= WHAT TO DO =
Turn every line of the records into a Markdown table with the columns Row and Line, numbering each line in Row and omitting blank lines.
+ + + +
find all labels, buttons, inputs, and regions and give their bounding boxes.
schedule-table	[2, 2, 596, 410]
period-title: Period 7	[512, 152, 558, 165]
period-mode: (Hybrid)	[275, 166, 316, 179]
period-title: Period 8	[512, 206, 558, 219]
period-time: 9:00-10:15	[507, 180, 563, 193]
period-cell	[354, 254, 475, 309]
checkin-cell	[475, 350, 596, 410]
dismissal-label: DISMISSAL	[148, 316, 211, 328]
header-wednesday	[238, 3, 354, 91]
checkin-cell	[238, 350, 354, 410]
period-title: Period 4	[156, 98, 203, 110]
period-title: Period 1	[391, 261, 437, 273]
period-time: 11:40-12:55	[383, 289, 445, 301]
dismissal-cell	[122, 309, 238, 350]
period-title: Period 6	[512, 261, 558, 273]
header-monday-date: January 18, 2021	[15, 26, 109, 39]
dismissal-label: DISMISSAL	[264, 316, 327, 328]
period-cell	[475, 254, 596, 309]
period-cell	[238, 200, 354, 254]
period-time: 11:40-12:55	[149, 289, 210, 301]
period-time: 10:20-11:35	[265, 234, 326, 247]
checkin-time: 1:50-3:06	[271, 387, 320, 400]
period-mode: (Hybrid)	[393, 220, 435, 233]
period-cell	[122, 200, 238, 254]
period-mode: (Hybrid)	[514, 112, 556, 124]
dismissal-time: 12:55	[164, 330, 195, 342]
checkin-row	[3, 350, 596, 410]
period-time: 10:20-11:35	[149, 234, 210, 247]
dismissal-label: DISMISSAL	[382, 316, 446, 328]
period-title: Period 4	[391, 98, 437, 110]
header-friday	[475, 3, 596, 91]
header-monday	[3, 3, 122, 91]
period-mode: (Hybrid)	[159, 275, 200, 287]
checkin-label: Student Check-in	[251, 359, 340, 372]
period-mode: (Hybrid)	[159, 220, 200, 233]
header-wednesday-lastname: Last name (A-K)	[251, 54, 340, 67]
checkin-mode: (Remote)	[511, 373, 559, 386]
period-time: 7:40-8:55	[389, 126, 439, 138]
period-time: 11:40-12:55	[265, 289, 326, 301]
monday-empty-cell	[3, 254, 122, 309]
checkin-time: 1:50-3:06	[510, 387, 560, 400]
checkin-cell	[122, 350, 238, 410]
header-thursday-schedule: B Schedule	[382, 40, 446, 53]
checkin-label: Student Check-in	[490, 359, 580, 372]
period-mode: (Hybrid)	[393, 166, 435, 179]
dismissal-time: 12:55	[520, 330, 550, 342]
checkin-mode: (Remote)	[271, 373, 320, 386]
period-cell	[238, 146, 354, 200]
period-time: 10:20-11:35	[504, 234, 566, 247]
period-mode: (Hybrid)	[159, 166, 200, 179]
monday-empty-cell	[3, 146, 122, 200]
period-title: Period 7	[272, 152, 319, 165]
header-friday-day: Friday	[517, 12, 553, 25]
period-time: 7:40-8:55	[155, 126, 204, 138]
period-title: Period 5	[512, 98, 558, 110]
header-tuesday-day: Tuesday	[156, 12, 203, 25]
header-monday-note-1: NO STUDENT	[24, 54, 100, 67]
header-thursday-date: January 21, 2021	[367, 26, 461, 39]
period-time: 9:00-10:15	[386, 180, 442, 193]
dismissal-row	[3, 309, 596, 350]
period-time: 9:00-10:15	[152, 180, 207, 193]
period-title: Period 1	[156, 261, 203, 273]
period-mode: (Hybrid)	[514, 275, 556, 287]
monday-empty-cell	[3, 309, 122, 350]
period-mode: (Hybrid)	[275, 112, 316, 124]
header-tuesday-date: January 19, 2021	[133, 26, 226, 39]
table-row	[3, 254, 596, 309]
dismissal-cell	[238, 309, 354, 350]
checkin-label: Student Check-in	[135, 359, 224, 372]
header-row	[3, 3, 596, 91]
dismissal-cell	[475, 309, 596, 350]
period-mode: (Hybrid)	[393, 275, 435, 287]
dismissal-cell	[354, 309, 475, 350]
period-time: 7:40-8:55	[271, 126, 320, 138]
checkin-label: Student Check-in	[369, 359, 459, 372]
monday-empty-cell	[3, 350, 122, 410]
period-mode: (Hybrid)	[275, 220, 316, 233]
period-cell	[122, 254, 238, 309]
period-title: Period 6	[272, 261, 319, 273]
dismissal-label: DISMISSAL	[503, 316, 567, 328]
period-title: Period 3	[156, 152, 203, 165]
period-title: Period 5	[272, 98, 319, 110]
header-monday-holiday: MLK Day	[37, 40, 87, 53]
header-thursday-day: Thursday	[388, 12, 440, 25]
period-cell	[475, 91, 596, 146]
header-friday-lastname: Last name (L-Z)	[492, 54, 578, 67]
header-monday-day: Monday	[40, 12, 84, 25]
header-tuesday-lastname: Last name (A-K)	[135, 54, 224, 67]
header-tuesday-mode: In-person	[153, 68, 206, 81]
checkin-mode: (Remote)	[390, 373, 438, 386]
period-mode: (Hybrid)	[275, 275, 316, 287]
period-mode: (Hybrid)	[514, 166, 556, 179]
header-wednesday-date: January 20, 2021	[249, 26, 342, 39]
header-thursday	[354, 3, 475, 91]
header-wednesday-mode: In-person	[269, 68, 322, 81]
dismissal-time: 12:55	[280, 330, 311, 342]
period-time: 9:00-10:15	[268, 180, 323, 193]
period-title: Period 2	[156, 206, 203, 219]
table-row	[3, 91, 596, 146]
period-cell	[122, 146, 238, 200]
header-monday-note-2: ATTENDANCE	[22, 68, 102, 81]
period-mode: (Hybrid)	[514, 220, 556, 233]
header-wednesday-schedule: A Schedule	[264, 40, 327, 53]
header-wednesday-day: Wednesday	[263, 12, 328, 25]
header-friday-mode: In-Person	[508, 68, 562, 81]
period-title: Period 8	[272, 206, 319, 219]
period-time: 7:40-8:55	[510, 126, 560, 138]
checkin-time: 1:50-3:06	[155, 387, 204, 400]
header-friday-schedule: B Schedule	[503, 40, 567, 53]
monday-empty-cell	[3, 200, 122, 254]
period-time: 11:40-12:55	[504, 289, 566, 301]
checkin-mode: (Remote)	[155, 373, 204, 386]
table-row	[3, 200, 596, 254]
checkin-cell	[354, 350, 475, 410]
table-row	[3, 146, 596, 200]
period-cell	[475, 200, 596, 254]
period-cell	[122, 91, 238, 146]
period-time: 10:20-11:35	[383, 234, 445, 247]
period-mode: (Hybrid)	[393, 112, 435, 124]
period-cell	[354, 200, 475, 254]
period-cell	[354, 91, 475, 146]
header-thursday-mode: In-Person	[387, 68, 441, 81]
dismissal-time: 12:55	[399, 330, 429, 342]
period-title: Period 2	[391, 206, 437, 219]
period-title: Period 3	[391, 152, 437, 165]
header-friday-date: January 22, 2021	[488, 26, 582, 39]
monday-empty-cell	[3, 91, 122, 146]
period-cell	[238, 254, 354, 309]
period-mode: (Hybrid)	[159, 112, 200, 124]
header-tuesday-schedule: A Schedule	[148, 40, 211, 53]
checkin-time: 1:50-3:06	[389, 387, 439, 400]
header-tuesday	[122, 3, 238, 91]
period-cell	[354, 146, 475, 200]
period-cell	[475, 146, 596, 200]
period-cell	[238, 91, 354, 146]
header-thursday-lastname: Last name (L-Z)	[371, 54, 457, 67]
+ + + +
= RESULT OF THIS TASK =
| Row | Line |
|---|---|
| 1 | find all labels, buttons, inputs, and regions and give their bounding boxes. |
| 2 | schedule-table	[2, 2, 596, 410] |
| 3 | period-title: Period 7	[512, 152, 558, 165] |
| 4 | period-mode: (Hybrid)	[275, 166, 316, 179] |
| 5 | period-title: Period 8	[512, 206, 558, 219] |
| 6 | period-time: 9:00-10:15	[507, 180, 563, 193] |
| 7 | period-cell	[354, 254, 475, 309] |
| 8 | checkin-cell	[475, 350, 596, 410] |
| 9 | dismissal-label: DISMISSAL	[148, 316, 211, 328] |
| 10 | header-wednesday	[238, 3, 354, 91] |
| 11 | checkin-cell	[238, 350, 354, 410] |
| 12 | period-title: Period 4	[156, 98, 203, 110] |
| 13 | period-title: Period 1	[391, 261, 437, 273] |
| 14 | period-time: 11:40-12:55	[383, 289, 445, 301] |
| 15 | dismissal-cell	[122, 309, 238, 350] |
| 16 | period-title: Period 6	[512, 261, 558, 273] |
| 17 | header-monday-date: January 18, 2021	[15, 26, 109, 39] |
| 18 | dismissal-label: DISMISSAL	[264, 316, 327, 328] |
| 19 | period-cell	[475, 254, 596, 309] |
| 20 | period-cell	[238, 200, 354, 254] |
| 21 | period-time: 11:40-12:55	[149, 289, 210, 301] |
| 22 | period-time: 10:20-11:35	[265, 234, 326, 247] |
| 23 | checkin-time: 1:50-3:06	[271, 387, 320, 400] |
| 24 | period-mode: (Hybrid)	[393, 220, 435, 233] |
| 25 | period-cell	[122, 200, 238, 254] |
| 26 | period-mode: (Hybrid)	[514, 112, 556, 124] |
| 27 | dismissal-time: 12:55	[164, 330, 195, 342] |
| 28 | checkin-row	[3, 350, 596, 410] |
| 29 | period-time: 10:20-11:35	[149, 234, 210, 247] |
| 30 | dismissal-label: DISMISSAL	[382, 316, 446, 328] |
| 31 | period-title: Period 4	[391, 98, 437, 110] |
| 32 | header-friday	[475, 3, 596, 91] |
| 33 | header-monday	[3, 3, 122, 91] |
| 34 | period-mode: (Hybrid)	[159, 275, 200, 287] |
| 35 | checkin-label: Student Check-in	[251, 359, 340, 372] |
| 36 | period-mode: (Hybrid)	[159, 220, 200, 233] |
| 37 | header-wednesday-lastname: Last name (A-K)	[251, 54, 340, 67] |
| 38 | checkin-mode: (Remote)	[511, 373, 559, 386] |
| 39 | period-time: 7:40-8:55	[389, 126, 439, 138] |
| 40 | period-time: 11:40-12:55	[265, 289, 326, 301] |
| 41 | monday-empty-cell	[3, 254, 122, 309] |
| 42 | checkin-time: 1:50-3:06	[510, 387, 560, 400] |
| 43 | checkin-cell	[122, 350, 238, 410] |
| 44 | header-thursday-schedule: B Schedule	[382, 40, 446, 53] |
| 45 | checkin-label: Student Check-in	[490, 359, 580, 372] |
| 46 | period-mode: (Hybrid)	[393, 166, 435, 179] |
| 47 | dismissal-time: 12:55	[520, 330, 550, 342] |
| 48 | checkin-mode: (Remote)	[271, 373, 320, 386] |
| 49 | period-cell	[238, 146, 354, 200] |
| 50 | period-time: 10:20-11:35	[504, 234, 566, 247] |
| 51 | period-mode: (Hybrid)	[159, 166, 200, 179] |
| 52 | monday-empty-cell	[3, 146, 122, 200] |
| 53 | period-title: Period 7	[272, 152, 319, 165] |
| 54 | header-friday-day: Friday	[517, 12, 553, 25] |
| 55 | period-time: 7:40-8:55	[155, 126, 204, 138] |
| 56 | period-title: Period 5	[512, 98, 558, 110] |
| 57 | header-tuesday-day: Tuesday	[156, 12, 203, 25] |
| 58 | header-monday-note-1: NO STUDENT	[24, 54, 100, 67] |
| 59 | header-thursday-date: January 21, 2021	[367, 26, 461, 39] |
| 60 | period-time: 9:00-10:15	[386, 180, 442, 193] |
| 61 | dismissal-row	[3, 309, 596, 350] |
| 62 | period-time: 9:00-10:15	[152, 180, 207, 193] |
| 63 | period-title: Period 1	[156, 261, 203, 273] |
| 64 | period-mode: (Hybrid)	[514, 275, 556, 287] |
| 65 | monday-empty-cell	[3, 309, 122, 350] |
| 66 | period-mode: (Hybrid)	[275, 112, 316, 124] |
| 67 | header-tuesday-date: January 19, 2021	[133, 26, 226, 39] |
| 68 | table-row	[3, 254, 596, 309] |
| 69 | dismissal-cell	[238, 309, 354, 350] |
| 70 | checkin-label: Student Check-in	[135, 359, 224, 372] |
| 71 | header-row	[3, 3, 596, 91] |
| 72 | dismissal-cell	[475, 309, 596, 350] |
| 73 | period-mode: (Hybrid)	[393, 275, 435, 287] |
| 74 | dismissal-cell	[354, 309, 475, 350] |
| 75 | period-time: 7:40-8:55	[271, 126, 320, 138] |
| 76 | checkin-label: Student Check-in	[369, 359, 459, 372] |
| 77 | monday-empty-cell	[3, 350, 122, 410] |
| 78 | period-mode: (Hybrid)	[275, 220, 316, 233] |
| 79 | period-cell	[122, 254, 238, 309] |
| 80 | period-title: Period 6	[272, 261, 319, 273] |
| 81 | dismissal-label: DISMISSAL	[503, 316, 567, 328] |
| 82 | period-title: Period 3	[156, 152, 203, 165] |
| 83 | period-title: Period 5	[272, 98, 319, 110] |
| 84 | header-monday-holiday: MLK Day	[37, 40, 87, 53] |
| 85 | header-thursday-day: Thursday	[388, 12, 440, 25] |
| 86 | period-cell	[475, 91, 596, 146] |
| 87 | header-friday-lastname: Last name (L-Z)	[492, 54, 578, 67] |
| 88 | header-monday-day: Monday	[40, 12, 84, 25] |
| 89 | header-tuesday-lastname: Last name (A-K)	[135, 54, 224, 67] |
| 90 | header-tuesday-mode: In-person	[153, 68, 206, 81] |
| 91 | checkin-mode: (Remote)	[390, 373, 438, 386] |
| 92 | period-mode: (Hybrid)	[275, 275, 316, 287] |
| 93 | period-mode: (Hybrid)	[514, 166, 556, 179] |
| 94 | header-wednesday-date: January 20, 2021	[249, 26, 342, 39] |
| 95 | header-thursday	[354, 3, 475, 91] |
| 96 | header-wednesday-mode: In-person	[269, 68, 322, 81] |
| 97 | dismissal-time: 12:55	[280, 330, 311, 342] |
| 98 | period-time: 9:00-10:15	[268, 180, 323, 193] |
| 99 | period-title: Period 2	[156, 206, 203, 219] |
| 100 | table-row	[3, 91, 596, 146] |
| 101 | period-cell	[122, 146, 238, 200] |
| 102 | header-monday-note-2: ATTENDANCE	[22, 68, 102, 81] |
| 103 | period-mode: (Hybrid)	[514, 220, 556, 233] |
| 104 | header-wednesday-schedule: A Schedule	[264, 40, 327, 53] |
| 105 | header-wednesday-day: Wednesday	[263, 12, 328, 25] |
| 106 | header-friday-mode: In-Person	[508, 68, 562, 81] |
| 107 | period-title: Period 8	[272, 206, 319, 219] |
| 108 | period-time: 7:40-8:55	[510, 126, 560, 138] |
| 109 | checkin-time: 1:50-3:06	[155, 387, 204, 400] |
| 110 | header-friday-schedule: B Schedule	[503, 40, 567, 53] |
| 111 | monday-empty-cell	[3, 200, 122, 254] |
| 112 | period-time: 11:40-12:55	[504, 289, 566, 301] |
| 113 | checkin-mode: (Remote)	[155, 373, 204, 386] |
| 114 | table-row	[3, 200, 596, 254] |
| 115 | checkin-cell	[354, 350, 475, 410] |
| 116 | table-row	[3, 146, 596, 200] |
| 117 | period-cell	[475, 200, 596, 254] |
| 118 | period-cell	[122, 91, 238, 146] |
| 119 | period-time: 10:20-11:35	[383, 234, 445, 247] |
| 120 | period-mode: (Hybrid)	[393, 112, 435, 124] |
| 121 | period-cell	[354, 200, 475, 254] |
| 122 | period-cell	[354, 91, 475, 146] |
| 123 | header-thursday-mode: In-Person	[387, 68, 441, 81] |
| 124 | dismissal-time: 12:55	[399, 330, 429, 342] |
| 125 | period-title: Period 2	[391, 206, 437, 219] |
| 126 | period-title: Period 3	[391, 152, 437, 165] |
| 127 | header-friday-date: January 22, 2021	[488, 26, 582, 39] |
| 128 | monday-empty-cell	[3, 91, 122, 146] |
| 129 | period-cell	[238, 254, 354, 309] |
| 130 | period-mode: (Hybrid)	[159, 112, 200, 124] |
| 131 | header-tuesday-schedule: A Schedule	[148, 40, 211, 53] |
| 132 | checkin-time: 1:50-3:06	[389, 387, 439, 400] |
| 133 | header-tuesday	[122, 3, 238, 91] |
| 134 | period-cell	[354, 146, 475, 200] |
| 135 | period-cell	[475, 146, 596, 200] |
| 136 | period-cell	[238, 91, 354, 146] |
| 137 | header-thursday-lastname: Last name (L-Z)	[371, 54, 457, 67] |